§ **REQUIRED WORK**:
Whenever a line contains the string "JSON", copy it out of the entries.

* BEGIN DATA RECORDS *

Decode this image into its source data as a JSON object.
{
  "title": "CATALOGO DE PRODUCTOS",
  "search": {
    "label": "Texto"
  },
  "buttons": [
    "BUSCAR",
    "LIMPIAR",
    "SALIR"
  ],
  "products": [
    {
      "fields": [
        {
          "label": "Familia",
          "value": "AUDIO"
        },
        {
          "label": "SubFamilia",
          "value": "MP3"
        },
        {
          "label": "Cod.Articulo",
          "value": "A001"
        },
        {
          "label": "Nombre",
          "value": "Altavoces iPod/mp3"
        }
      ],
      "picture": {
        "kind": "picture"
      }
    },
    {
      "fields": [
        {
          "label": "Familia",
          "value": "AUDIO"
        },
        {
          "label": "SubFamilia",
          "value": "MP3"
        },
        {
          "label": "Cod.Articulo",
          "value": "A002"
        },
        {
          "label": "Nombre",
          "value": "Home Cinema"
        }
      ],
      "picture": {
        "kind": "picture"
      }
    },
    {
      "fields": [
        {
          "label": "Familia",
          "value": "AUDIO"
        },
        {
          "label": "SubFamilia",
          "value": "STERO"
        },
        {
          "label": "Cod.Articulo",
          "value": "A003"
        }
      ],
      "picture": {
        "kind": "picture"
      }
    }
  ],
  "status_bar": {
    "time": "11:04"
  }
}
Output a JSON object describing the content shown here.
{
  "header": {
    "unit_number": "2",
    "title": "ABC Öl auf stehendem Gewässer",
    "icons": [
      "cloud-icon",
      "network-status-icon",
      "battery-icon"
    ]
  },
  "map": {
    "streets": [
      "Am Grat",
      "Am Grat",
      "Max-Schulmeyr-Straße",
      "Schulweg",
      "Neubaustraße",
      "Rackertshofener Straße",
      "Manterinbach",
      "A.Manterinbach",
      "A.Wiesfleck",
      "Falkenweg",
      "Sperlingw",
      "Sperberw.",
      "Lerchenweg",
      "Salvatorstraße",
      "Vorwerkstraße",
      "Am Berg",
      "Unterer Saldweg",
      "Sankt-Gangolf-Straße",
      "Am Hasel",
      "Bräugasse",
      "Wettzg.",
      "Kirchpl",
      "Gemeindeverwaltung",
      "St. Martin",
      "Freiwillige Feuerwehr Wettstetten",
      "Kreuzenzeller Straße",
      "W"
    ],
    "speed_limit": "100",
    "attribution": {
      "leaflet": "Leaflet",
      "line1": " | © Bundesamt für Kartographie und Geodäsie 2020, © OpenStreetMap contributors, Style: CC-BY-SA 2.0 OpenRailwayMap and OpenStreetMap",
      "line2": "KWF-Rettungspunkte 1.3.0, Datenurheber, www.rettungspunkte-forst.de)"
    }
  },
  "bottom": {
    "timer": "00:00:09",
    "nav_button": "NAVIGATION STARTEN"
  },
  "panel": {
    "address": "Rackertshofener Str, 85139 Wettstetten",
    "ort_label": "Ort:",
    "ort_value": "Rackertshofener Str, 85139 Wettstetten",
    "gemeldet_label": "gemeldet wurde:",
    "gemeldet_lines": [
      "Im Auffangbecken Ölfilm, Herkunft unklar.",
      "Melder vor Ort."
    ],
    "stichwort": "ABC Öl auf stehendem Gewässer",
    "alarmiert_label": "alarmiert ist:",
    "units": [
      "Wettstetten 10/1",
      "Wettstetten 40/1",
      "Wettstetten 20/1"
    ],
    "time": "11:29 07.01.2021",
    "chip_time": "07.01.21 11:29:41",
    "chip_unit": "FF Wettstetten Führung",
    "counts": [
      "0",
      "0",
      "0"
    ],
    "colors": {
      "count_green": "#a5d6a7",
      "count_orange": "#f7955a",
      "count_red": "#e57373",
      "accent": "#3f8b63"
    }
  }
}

* END DATA RECORDS *

§ **EXERCISE RESPONSE**:
Decode this image into its source data as a JSON object.
Output a JSON object describing the content shown here.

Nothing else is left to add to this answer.